提示された本文.
>>
べんりや日記

住まいのこと、情報発信!

地震直後の様子(小千谷市) ~新潟県中越地震のまとめ

2024-01-26 22:53:39 | 新潟県中越地震
平成16年10月23日夕方6時数分前、新潟県小千谷市を震源とする中越地震が発生しました。
小千谷市では震度6強の地震が15秒間続き、相次ぐ大きな余震により被害が拡大しました。


起伏のできた道路
道路内の下水管のまわりの砂が地震により液状化し、道路が陥没しています。
この様な光景は何処でも見られました。



飛び出したマンホール
はじめは歩道にボラードか何かが置いてあると思ったのが、 路面から120センチ程飛び出したマンホールでした。
23日の本震の突き上げにより、マンホールが上に突き上げられたと考えています。
その後の相次ぐ本震や余震の横揺れにより横管のまわりの砂が液状化を起こし、マンホールのあった場所に移動し、 路面の陥没に至ったようです。






傾いた電柱
電柱も、本震の突き上げによって上方向に一気に突き上げられ、 相次ぐ余震により、横に揺らされて傾いたようです。
電柱の根元の色が違うので、ここまで液状化によって上昇したというのも考えにくい現象です。


本屋がずれた高床住宅
一回目の本震の突き上げにより、瓦を葺いた本屋ごと上に突き上げられ、 2階の柱と縁が切れ、相次ぐ横揺れにより屋根が1m程右に振られたと考えています。
軒桁の継ぎ手は伝統的な継ぎ方ではなく、「カマ継ぎ」となっていたので、 桁が外れやすく、 柱も「短ほぞ」で桁を化粧とする為、V金物で接合していなかったのが命取りとなったようです。
長ほぞ差し+込み栓打ちとすればよかったのかも知れません。
<<
データ.
>>
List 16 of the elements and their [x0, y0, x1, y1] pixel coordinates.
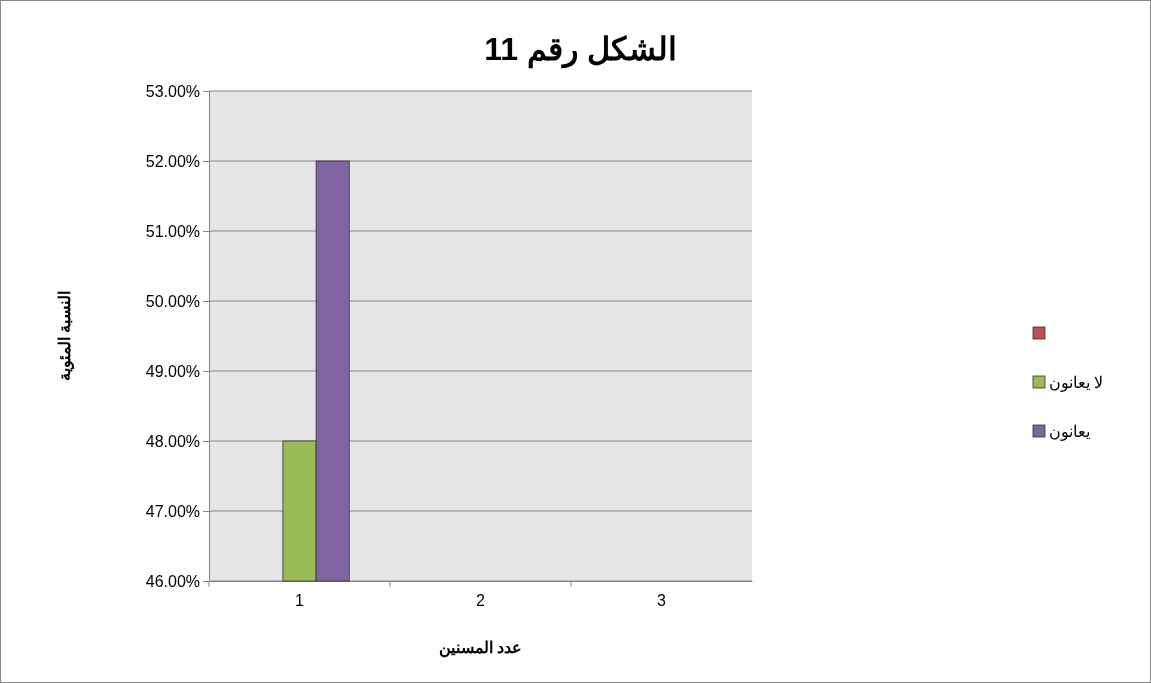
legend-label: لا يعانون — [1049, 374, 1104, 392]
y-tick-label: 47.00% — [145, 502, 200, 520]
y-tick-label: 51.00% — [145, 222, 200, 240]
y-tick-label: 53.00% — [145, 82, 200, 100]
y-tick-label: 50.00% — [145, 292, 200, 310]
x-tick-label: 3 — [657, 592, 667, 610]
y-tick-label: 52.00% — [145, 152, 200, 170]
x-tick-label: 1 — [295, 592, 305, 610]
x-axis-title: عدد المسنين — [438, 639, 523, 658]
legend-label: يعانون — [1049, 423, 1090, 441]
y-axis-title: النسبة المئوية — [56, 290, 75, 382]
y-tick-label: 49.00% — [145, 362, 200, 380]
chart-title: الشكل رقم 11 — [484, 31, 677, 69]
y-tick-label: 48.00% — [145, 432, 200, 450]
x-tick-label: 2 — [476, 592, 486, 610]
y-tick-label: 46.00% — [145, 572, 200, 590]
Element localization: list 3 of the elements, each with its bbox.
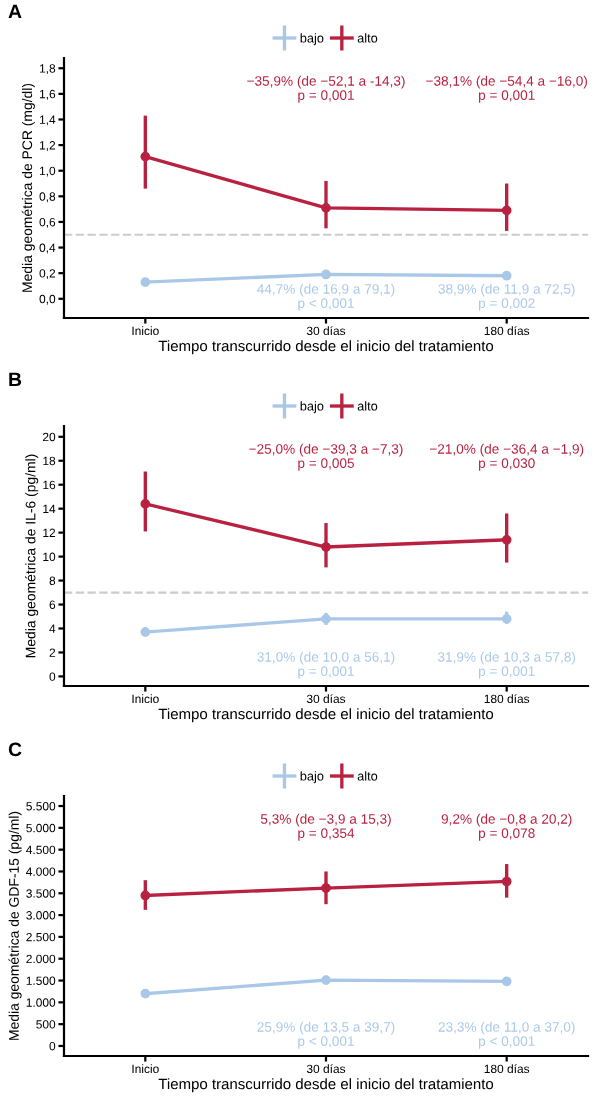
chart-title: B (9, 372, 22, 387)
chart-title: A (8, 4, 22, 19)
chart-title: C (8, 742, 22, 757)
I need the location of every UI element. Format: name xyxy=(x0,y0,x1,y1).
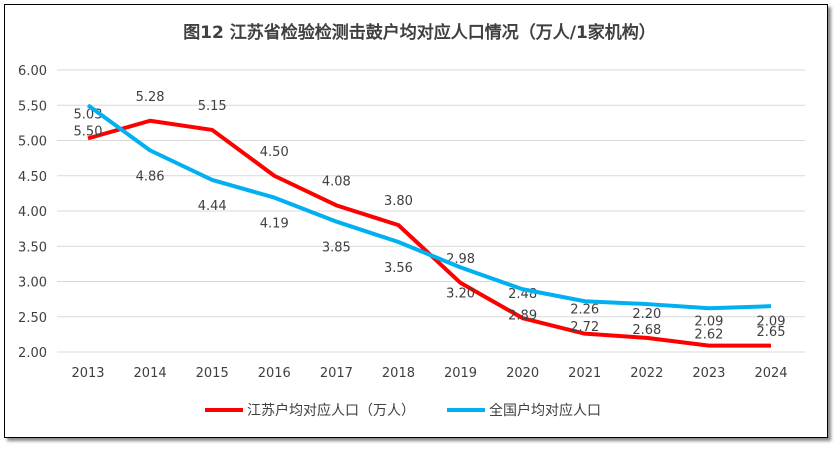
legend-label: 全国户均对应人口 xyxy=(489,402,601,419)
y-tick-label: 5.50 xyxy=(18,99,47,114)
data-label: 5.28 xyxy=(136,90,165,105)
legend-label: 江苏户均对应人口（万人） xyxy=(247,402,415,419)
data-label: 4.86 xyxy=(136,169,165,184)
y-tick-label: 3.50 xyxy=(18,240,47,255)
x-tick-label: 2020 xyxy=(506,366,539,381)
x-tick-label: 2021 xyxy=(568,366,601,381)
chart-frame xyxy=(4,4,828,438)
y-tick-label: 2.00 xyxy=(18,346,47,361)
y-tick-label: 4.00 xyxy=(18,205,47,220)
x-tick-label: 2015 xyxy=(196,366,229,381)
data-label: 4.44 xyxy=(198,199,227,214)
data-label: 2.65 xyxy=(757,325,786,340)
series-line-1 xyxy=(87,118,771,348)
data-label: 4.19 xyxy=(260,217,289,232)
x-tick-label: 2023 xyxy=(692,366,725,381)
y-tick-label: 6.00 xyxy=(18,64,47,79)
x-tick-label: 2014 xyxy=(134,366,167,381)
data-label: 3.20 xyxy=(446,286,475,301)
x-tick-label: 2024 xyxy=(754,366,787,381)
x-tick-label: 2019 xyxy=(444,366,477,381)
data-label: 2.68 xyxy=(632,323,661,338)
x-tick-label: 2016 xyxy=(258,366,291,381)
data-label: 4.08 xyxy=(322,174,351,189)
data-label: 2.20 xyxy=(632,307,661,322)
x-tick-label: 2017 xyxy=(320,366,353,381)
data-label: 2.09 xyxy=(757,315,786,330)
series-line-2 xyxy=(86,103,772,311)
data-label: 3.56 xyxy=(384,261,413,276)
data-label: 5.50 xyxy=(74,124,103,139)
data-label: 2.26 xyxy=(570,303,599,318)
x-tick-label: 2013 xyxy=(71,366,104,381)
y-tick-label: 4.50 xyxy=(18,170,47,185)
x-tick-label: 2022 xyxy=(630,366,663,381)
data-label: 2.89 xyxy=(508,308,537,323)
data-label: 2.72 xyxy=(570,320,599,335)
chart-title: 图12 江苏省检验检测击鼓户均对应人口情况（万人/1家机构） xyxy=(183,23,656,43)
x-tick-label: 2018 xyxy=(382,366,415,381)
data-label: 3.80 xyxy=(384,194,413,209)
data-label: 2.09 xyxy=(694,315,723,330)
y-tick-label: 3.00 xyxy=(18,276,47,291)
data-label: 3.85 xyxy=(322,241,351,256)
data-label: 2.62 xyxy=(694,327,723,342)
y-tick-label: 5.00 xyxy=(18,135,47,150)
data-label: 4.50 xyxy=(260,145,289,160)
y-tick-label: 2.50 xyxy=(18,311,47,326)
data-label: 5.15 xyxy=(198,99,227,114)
<<
課題 1. 中越地震についての本文によると、小千谷市で震度6強の地震は何秒間続いたか。
課題 2. レコードのうち、「chart-title: B (9, 372, 22, 387)」を含む行から「I need the location」を含む行までを、両端の行も含めてそのまま書き写せ。
本文とレコードは、それぞれ独立した別々の資料である。

正しい出力 1. 15秒間続いた。

正しい出力 2.
chart-title: B (9, 372, 22, 387)
chart-title: A (8, 4, 22, 19)
chart-title: C (8, 742, 22, 757)
I need the location of every UI element. Format: name xyxy=(x0,y0,x1,y1).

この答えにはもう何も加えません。